Output every line below without omitting or altering anything.
*** SOURCE RECORDS
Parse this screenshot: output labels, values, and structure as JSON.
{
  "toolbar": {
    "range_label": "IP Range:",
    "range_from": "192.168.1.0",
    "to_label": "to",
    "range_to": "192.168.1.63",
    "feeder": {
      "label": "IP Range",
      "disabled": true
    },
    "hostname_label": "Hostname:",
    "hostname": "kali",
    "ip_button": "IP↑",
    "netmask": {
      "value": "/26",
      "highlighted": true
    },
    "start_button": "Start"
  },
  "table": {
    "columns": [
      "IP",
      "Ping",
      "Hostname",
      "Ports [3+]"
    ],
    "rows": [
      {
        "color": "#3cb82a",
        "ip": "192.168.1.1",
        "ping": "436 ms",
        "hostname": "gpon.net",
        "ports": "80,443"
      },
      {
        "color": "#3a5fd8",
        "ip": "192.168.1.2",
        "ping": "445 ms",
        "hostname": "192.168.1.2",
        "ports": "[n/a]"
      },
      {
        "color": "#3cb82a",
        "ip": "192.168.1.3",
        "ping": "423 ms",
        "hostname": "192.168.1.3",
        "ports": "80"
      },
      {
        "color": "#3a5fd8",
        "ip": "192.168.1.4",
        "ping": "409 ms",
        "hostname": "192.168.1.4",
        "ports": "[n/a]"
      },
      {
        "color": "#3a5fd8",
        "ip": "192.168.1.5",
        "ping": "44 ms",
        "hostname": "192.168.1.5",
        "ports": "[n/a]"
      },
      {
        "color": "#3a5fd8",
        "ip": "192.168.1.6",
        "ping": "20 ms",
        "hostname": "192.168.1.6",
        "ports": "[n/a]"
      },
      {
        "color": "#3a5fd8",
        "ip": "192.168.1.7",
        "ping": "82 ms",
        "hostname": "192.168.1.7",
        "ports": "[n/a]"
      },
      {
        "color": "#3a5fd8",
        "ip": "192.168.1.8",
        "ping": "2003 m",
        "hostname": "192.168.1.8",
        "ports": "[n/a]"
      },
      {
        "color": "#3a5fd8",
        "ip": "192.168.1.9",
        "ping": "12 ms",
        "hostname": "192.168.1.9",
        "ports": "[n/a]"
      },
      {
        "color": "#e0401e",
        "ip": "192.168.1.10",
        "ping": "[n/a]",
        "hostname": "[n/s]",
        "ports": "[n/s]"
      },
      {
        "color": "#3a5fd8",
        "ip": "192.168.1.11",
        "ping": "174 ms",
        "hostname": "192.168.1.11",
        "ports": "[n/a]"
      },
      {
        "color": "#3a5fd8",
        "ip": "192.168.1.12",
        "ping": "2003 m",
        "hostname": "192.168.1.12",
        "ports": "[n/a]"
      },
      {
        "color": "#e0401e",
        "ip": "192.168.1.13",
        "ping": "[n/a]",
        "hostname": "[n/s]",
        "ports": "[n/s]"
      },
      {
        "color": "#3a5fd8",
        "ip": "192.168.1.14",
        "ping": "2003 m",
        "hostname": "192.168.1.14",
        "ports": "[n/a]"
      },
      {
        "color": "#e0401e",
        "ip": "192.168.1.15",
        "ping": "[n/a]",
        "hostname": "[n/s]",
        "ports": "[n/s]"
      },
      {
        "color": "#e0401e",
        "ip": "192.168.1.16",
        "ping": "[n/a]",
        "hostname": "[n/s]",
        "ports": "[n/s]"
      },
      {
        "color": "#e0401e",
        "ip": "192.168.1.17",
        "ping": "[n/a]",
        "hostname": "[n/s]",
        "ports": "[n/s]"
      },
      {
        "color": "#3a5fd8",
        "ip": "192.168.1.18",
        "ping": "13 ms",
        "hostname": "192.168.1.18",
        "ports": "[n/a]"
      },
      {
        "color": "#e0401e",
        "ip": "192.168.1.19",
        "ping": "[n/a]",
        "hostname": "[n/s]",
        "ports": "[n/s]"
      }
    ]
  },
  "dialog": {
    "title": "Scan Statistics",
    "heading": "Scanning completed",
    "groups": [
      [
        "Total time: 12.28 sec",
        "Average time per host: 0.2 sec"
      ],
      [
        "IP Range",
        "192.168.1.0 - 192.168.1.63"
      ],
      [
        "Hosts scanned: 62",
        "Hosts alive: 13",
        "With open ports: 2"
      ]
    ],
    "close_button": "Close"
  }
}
******
**RESULT**:
Parse this screenshot: output labels, values, and structure as JSON.
{
  "toolbar": {
    "range_label": "IP Range:",
    "range_from": "192.168.1.0",
    "to_label": "to",
    "range_to": "192.168.1.63",
    "feeder": {
      "label": "IP Range",
      "disabled": true
    },
    "hostname_label": "Hostname:",
    "hostname": "kali",
    "ip_button": "IP↑",
    "netmask": {
      "value": "/26",
      "highlighted": true
    },
    "start_button": "Start"
  },
  "table": {
    "columns": [
      "IP",
      "Ping",
      "Hostname",
      "Ports [3+]"
    ],
    "rows": [
      {
        "color": "#3cb82a",
        "ip": "192.168.1.1",
        "ping": "436 ms",
        "hostname": "gpon.net",
        "ports": "80,443"
      },
      {
        "color": "#3a5fd8",
        "ip": "192.168.1.2",
        "ping": "445 ms",
        "hostname": "192.168.1.2",
        "ports": "[n/a]"
      },
      {
        "color": "#3cb82a",
        "ip": "192.168.1.3",
        "ping": "423 ms",
        "hostname": "192.168.1.3",
        "ports": "80"
      },
      {
        "color": "#3a5fd8",
        "ip": "192.168.1.4",
        "ping": "409 ms",
        "hostname": "192.168.1.4",
        "ports": "[n/a]"
      },
      {
        "color": "#3a5fd8",
        "ip": "192.168.1.5",
        "ping": "44 ms",
        "hostname": "192.168.1.5",
        "ports": "[n/a]"
      },
      {
        "color": "#3a5fd8",
        "ip": "192.168.1.6",
        "ping": "20 ms",
        "hostname": "192.168.1.6",
        "ports": "[n/a]"
      },
      {
        "color": "#3a5fd8",
        "ip": "192.168.1.7",
        "ping": "82 ms",
        "hostname": "192.168.1.7",
        "ports": "[n/a]"
      },
      {
        "color": "#3a5fd8",
        "ip": "192.168.1.8",
        "ping": "2003 m",
        "hostname": "192.168.1.8",
        "ports": "[n/a]"
      },
      {
        "color": "#3a5fd8",
        "ip": "192.168.1.9",
        "ping": "12 ms",
        "hostname": "192.168.1.9",
        "ports": "[n/a]"
      },
      {
        "color": "#e0401e",
        "ip": "192.168.1.10",
        "ping": "[n/a]",
        "hostname": "[n/s]",
        "ports": "[n/s]"
      },
      {
        "color": "#3a5fd8",
        "ip": "192.168.1.11",
        "ping": "174 ms",
        "hostname": "192.168.1.11",
        "ports": "[n/a]"
      },
      {
        "color": "#3a5fd8",
        "ip": "192.168.1.12",
        "ping": "2003 m",
        "hostname": "192.168.1.12",
        "ports": "[n/a]"
      },
      {
        "color": "#e0401e",
        "ip": "192.168.1.13",
        "ping": "[n/a]",
        "hostname": "[n/s]",
        "ports": "[n/s]"
      },
      {
        "color": "#3a5fd8",
        "ip": "192.168.1.14",
        "ping": "2003 m",
        "hostname": "192.168.1.14",
        "ports": "[n/a]"
      },
      {
        "color": "#e0401e",
        "ip": "192.168.1.15",
        "ping": "[n/a]",
        "hostname": "[n/s]",
        "ports": "[n/s]"
      },
      {
        "color": "#e0401e",
        "ip": "192.168.1.16",
        "ping": "[n/a]",
        "hostname": "[n/s]",
        "ports": "[n/s]"
      },
      {
        "color": "#e0401e",
        "ip": "192.168.1.17",
        "ping": "[n/a]",
        "hostname": "[n/s]",
        "ports": "[n/s]"
      },
      {
        "color": "#3a5fd8",
        "ip": "192.168.1.18",
        "ping": "13 ms",
        "hostname": "192.168.1.18",
        "ports": "[n/a]"
      },
      {
        "color": "#e0401e",
        "ip": "192.168.1.19",
        "ping": "[n/a]",
        "hostname": "[n/s]",
        "ports": "[n/s]"
      }
    ]
  },
  "dialog": {
    "title": "Scan Statistics",
    "heading": "Scanning completed",
    "groups": [
      [
        "Total time: 12.28 sec",
        "Average time per host: 0.2 sec"
      ],
      [
        "IP Range",
        "192.168.1.0 - 192.168.1.63"
      ],
      [
        "Hosts scanned: 62",
        "Hosts alive: 13",
        "With open ports: 2"
      ]
    ],
    "close_button": "Close"
  }
}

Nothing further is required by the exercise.